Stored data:
═══

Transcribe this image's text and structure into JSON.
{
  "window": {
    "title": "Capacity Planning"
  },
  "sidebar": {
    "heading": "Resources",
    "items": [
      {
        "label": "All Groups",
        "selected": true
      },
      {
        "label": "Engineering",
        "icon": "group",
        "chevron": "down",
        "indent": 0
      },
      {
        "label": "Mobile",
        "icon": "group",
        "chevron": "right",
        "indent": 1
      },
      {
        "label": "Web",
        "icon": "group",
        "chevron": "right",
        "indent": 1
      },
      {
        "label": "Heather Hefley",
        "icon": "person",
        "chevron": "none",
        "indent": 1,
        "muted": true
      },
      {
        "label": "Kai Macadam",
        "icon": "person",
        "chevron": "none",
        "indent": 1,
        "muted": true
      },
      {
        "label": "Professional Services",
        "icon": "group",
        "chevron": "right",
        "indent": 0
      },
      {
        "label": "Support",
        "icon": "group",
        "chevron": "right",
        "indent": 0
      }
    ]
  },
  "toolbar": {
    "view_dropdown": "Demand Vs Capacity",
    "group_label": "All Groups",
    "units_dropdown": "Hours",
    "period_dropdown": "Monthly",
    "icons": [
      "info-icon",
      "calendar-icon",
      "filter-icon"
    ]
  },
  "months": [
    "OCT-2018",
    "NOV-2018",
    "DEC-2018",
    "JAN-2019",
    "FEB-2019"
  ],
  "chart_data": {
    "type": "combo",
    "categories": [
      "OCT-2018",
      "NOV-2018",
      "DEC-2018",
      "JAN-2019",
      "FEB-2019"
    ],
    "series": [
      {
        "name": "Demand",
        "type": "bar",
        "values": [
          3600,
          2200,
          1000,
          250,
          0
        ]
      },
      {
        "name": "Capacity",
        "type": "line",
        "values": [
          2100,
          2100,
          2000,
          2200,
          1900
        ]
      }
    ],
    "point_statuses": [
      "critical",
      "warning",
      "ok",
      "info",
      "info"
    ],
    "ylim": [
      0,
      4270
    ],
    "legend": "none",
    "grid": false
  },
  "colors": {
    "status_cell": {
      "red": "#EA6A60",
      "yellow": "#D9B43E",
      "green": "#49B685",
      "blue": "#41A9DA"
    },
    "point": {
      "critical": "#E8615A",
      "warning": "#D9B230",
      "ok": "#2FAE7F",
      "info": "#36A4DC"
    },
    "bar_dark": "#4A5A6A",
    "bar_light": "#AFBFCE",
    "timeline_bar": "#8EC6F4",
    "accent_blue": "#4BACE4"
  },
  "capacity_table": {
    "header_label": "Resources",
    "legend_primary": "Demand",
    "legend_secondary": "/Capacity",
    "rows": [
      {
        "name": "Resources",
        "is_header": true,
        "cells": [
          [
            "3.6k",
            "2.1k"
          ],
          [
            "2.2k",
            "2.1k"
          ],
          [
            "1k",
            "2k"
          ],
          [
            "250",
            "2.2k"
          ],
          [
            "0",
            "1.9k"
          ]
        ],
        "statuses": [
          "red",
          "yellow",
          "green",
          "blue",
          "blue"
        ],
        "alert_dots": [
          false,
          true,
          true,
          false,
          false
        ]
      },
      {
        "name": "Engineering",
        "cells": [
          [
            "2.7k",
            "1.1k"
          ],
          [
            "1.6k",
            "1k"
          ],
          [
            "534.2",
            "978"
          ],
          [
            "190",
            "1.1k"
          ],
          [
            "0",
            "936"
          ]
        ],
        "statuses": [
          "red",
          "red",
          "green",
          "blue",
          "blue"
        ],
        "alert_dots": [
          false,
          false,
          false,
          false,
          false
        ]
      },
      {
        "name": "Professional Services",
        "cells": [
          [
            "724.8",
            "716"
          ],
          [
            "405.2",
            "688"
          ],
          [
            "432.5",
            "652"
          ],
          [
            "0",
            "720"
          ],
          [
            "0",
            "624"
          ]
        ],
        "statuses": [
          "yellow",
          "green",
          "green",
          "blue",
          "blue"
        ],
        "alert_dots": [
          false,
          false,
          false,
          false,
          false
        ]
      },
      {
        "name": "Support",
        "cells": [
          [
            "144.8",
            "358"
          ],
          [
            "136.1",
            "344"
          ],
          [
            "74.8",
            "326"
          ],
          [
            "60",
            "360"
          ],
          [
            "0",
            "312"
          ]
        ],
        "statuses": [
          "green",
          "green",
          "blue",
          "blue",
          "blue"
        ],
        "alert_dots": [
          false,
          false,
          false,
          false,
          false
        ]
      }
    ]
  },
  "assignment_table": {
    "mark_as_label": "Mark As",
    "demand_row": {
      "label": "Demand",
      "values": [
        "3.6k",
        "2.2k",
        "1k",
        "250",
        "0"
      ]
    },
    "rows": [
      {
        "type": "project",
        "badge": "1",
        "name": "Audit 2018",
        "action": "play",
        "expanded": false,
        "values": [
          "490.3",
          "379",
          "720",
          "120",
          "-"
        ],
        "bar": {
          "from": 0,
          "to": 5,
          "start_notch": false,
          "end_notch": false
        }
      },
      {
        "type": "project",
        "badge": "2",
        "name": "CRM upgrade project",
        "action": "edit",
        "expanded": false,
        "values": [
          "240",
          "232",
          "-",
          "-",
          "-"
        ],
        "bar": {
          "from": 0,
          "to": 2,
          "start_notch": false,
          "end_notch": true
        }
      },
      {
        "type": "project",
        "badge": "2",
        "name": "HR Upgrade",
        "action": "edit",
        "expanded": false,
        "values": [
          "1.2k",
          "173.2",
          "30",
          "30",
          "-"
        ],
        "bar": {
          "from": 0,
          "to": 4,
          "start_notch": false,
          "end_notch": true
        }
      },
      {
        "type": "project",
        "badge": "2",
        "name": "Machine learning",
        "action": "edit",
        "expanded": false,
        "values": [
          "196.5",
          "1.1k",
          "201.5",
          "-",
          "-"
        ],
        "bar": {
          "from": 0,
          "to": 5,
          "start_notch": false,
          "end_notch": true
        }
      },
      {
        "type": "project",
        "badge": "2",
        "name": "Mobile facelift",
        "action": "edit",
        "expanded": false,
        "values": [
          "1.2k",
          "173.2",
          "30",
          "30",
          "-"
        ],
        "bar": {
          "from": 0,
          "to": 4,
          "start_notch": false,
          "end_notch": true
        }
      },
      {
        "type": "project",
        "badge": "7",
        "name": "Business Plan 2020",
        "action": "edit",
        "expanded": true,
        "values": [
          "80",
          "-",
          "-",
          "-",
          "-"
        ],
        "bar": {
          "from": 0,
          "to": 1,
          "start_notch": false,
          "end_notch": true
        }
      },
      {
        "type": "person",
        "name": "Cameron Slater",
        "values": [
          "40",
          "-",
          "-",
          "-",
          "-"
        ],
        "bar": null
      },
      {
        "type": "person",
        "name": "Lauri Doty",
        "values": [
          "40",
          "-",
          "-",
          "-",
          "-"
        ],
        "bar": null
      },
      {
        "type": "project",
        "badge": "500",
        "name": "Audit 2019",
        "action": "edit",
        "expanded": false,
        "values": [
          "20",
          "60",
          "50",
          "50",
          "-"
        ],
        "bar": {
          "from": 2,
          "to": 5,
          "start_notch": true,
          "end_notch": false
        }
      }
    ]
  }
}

═══

[Challenge]:
Provide the number of lines containing the string "Engineering", with no other output.

[Result for this exercise]:
2